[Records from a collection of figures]

----------

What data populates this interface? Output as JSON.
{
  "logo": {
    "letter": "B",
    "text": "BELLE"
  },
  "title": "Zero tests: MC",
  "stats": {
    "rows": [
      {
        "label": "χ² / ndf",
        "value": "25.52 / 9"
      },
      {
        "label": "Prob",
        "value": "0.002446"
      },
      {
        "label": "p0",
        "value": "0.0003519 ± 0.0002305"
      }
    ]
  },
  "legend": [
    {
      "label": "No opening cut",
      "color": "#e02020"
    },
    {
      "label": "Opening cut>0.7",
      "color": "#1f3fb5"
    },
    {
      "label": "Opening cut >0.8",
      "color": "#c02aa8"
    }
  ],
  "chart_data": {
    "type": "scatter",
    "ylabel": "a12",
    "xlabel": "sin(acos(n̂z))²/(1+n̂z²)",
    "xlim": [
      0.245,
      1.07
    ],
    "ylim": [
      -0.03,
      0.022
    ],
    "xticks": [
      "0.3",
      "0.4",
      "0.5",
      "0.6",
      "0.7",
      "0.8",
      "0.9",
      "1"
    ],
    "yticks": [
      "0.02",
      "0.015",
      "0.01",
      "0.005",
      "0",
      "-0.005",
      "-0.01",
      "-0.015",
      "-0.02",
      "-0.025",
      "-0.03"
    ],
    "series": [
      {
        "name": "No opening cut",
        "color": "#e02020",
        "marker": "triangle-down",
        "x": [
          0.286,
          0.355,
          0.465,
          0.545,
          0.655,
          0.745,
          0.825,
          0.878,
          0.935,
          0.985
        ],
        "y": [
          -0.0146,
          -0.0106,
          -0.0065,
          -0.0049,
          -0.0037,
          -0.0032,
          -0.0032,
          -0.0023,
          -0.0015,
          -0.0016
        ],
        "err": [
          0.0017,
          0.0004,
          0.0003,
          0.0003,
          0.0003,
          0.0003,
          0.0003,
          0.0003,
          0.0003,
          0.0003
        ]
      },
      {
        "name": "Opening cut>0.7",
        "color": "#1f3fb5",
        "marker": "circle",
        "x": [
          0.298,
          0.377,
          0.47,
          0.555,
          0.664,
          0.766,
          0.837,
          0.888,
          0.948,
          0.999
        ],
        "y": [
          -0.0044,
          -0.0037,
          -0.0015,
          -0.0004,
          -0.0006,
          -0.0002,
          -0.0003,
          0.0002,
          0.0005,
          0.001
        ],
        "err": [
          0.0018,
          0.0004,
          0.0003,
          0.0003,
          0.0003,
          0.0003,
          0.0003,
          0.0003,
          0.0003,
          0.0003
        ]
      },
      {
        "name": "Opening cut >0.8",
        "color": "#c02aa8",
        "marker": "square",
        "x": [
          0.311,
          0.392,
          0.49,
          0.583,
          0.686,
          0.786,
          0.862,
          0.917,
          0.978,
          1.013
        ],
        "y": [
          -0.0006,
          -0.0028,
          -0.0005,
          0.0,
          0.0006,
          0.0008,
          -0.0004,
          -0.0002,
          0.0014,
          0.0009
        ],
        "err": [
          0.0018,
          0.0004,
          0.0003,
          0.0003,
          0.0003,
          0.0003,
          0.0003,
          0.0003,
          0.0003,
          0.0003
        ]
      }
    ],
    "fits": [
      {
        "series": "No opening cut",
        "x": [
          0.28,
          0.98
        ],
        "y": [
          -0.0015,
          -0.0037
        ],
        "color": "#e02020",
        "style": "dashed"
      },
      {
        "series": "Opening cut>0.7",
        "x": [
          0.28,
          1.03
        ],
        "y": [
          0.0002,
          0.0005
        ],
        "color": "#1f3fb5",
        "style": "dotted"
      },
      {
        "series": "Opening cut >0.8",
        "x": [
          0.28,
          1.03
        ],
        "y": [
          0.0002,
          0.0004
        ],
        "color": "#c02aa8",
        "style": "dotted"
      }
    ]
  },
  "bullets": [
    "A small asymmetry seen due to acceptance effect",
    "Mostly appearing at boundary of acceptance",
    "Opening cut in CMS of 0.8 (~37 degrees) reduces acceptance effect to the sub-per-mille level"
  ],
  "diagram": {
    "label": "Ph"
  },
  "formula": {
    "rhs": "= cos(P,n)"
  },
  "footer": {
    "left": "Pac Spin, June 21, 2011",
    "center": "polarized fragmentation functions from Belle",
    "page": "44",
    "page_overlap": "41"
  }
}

----------

Print all of the entries exactly as they are written.

What data populates this interface? Output as JSON.
{
  "logo": {
    "letter": "B",
    "text": "BELLE"
  },
  "title": "Zero tests: MC",
  "stats": {
    "rows": [
      {
        "label": "χ² / ndf",
        "value": "25.52 / 9"
      },
      {
        "label": "Prob",
        "value": "0.002446"
      },
      {
        "label": "p0",
        "value": "0.0003519 ± 0.0002305"
      }
    ]
  },
  "legend": [
    {
      "label": "No opening cut",
      "color": "#e02020"
    },
    {
      "label": "Opening cut>0.7",
      "color": "#1f3fb5"
    },
    {
      "label": "Opening cut >0.8",
      "color": "#c02aa8"
    }
  ],
  "chart_data": {
    "type": "scatter",
    "ylabel": "a12",
    "xlabel": "sin(acos(n̂z))²/(1+n̂z²)",
    "xlim": [
      0.245,
      1.07
    ],
    "ylim": [
      -0.03,
      0.022
    ],
    "xticks": [
      "0.3",
      "0.4",
      "0.5",
      "0.6",
      "0.7",
      "0.8",
      "0.9",
      "1"
    ],
    "yticks": [
      "0.02",
      "0.015",
      "0.01",
      "0.005",
      "0",
      "-0.005",
      "-0.01",
      "-0.015",
      "-0.02",
      "-0.025",
      "-0.03"
    ],
    "series": [
      {
        "name": "No opening cut",
        "color": "#e02020",
        "marker": "triangle-down",
        "x": [
          0.286,
          0.355,
          0.465,
          0.545,
          0.655,
          0.745,
          0.825,
          0.878,
          0.935,
          0.985
        ],
        "y": [
          -0.0146,
          -0.0106,
          -0.0065,
          -0.0049,
          -0.0037,
          -0.0032,
          -0.0032,
          -0.0023,
          -0.0015,
          -0.0016
        ],
        "err": [
          0.0017,
          0.0004,
          0.0003,
          0.0003,
          0.0003,
          0.0003,
          0.0003,
          0.0003,
          0.0003,
          0.0003
        ]
      },
      {
        "name": "Opening cut>0.7",
        "color": "#1f3fb5",
        "marker": "circle",
        "x": [
          0.298,
          0.377,
          0.47,
          0.555,
          0.664,
          0.766,
          0.837,
          0.888,
          0.948,
          0.999
        ],
        "y": [
          -0.0044,
          -0.0037,
          -0.0015,
          -0.0004,
          -0.0006,
          -0.0002,
          -0.0003,
          0.0002,
          0.0005,
          0.001
        ],
        "err": [
          0.0018,
          0.0004,
          0.0003,
          0.0003,
          0.0003,
          0.0003,
          0.0003,
          0.0003,
          0.0003,
          0.0003
        ]
      },
      {
        "name": "Opening cut >0.8",
        "color": "#c02aa8",
        "marker": "square",
        "x": [
          0.311,
          0.392,
          0.49,
          0.583,
          0.686,
          0.786,
          0.862,
          0.917,
          0.978,
          1.013
        ],
        "y": [
          -0.0006,
          -0.0028,
          -0.0005,
          0.0,
          0.0006,
          0.0008,
          -0.0004,
          -0.0002,
          0.0014,
          0.0009
        ],
        "err": [
          0.0018,
          0.0004,
          0.0003,
          0.0003,
          0.0003,
          0.0003,
          0.0003,
          0.0003,
          0.0003,
          0.0003
        ]
      }
    ],
    "fits": [
      {
        "series": "No opening cut",
        "x": [
          0.28,
          0.98
        ],
        "y": [
          -0.0015,
          -0.0037
        ],
        "color": "#e02020",
        "style": "dashed"
      },
      {
        "series": "Opening cut>0.7",
        "x": [
          0.28,
          1.03
        ],
        "y": [
          0.0002,
          0.0005
        ],
        "color": "#1f3fb5",
        "style": "dotted"
      },
      {
        "series": "Opening cut >0.8",
        "x": [
          0.28,
          1.03
        ],
        "y": [
          0.0002,
          0.0004
        ],
        "color": "#c02aa8",
        "style": "dotted"
      }
    ]
  },
  "bullets": [
    "A small asymmetry seen due to acceptance effect",
    "Mostly appearing at boundary of acceptance",
    "Opening cut in CMS of 0.8 (~37 degrees) reduces acceptance effect to the sub-per-mille level"
  ],
  "diagram": {
    "label": "Ph"
  },
  "formula": {
    "rhs": "= cos(P,n)"
  },
  "footer": {
    "left": "Pac Spin, June 21, 2011",
    "center": "polarized fragmentation functions from Belle",
    "page": "44",
    "page_overlap": "41"
  }
}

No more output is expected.